Instruction
Reproduce every line of the material below, but drop the pictures.
================
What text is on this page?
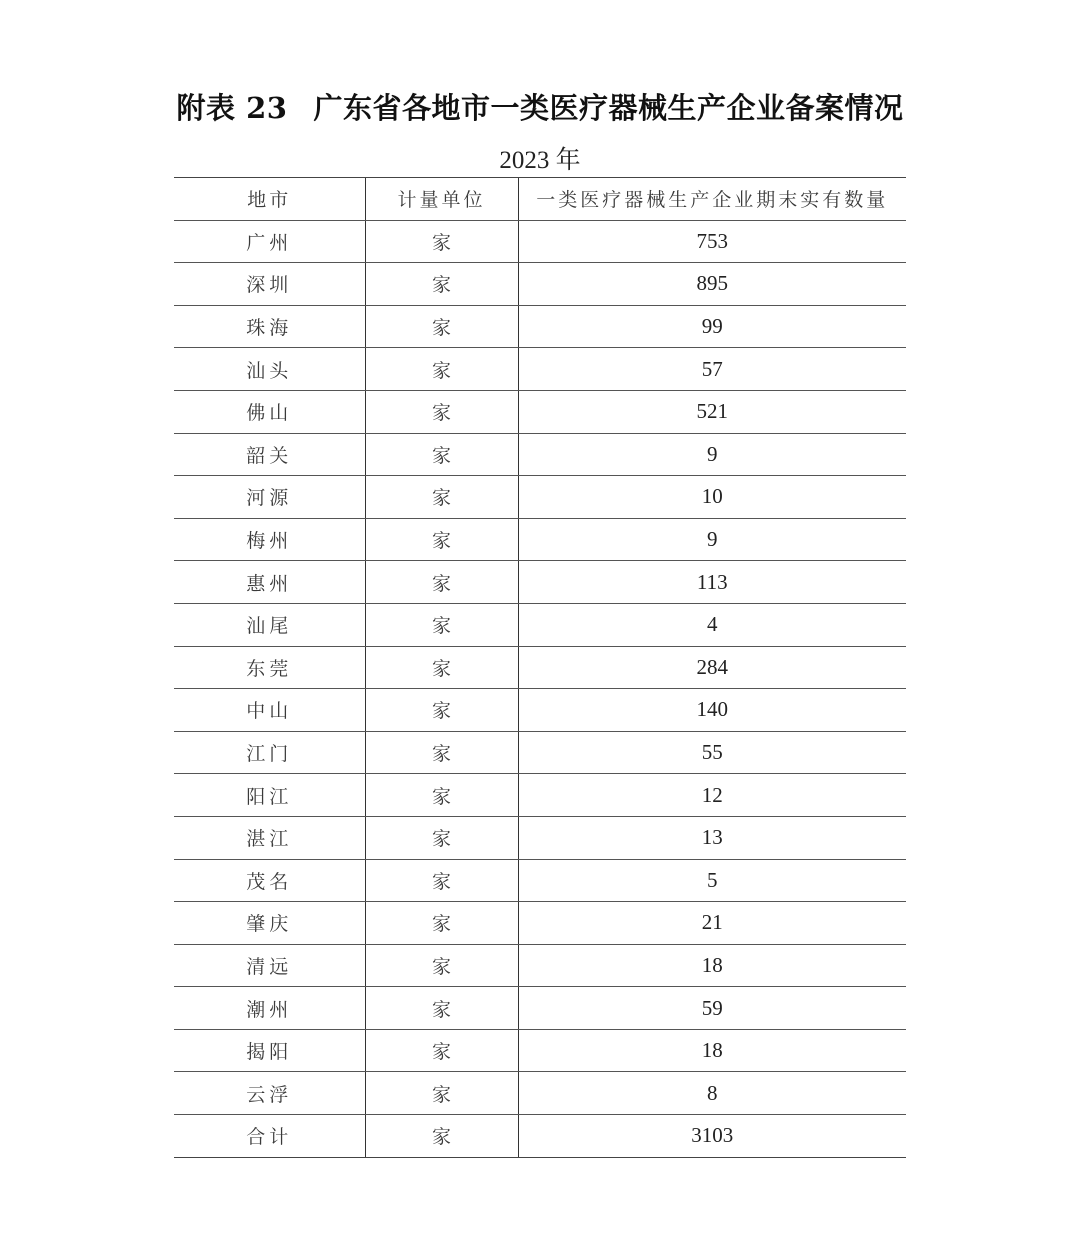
附表 23 广东省各地市一类医疗器械生产企业备案情况
2023 年
地市	计量单位	一类医疗器械生产企业期末实有数量
广州	家	753
深圳	家	895
珠海	家	99
汕头	家	57
佛山	家	521
韶关	家	9
河源	家	10
梅州	家	9
惠州	家	113
汕尾	家	4
东莞	家	284
中山	家	140
江门	家	55
阳江	家	12
湛江	家	13
茂名	家	5
肇庆	家	21
清远	家	18
潮州	家	59
揭阳	家	18
云浮	家	8
合计	家	3103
================
Response
What text is on this page?
附表 23 广东省各地市一类医疗器械生产企业备案情况
2023 年
地市	计量单位	一类医疗器械生产企业期末实有数量
广州	家	753
深圳	家	895
珠海	家	99
汕头	家	57
佛山	家	521
韶关	家	9
河源	家	10
梅州	家	9
惠州	家	113
汕尾	家	4
东莞	家	284
中山	家	140
江门	家	55
阳江	家	12
湛江	家	13
茂名	家	5
肇庆	家	21
清远	家	18
潮州	家	59
揭阳	家	18
云浮	家	8
合计	家	3103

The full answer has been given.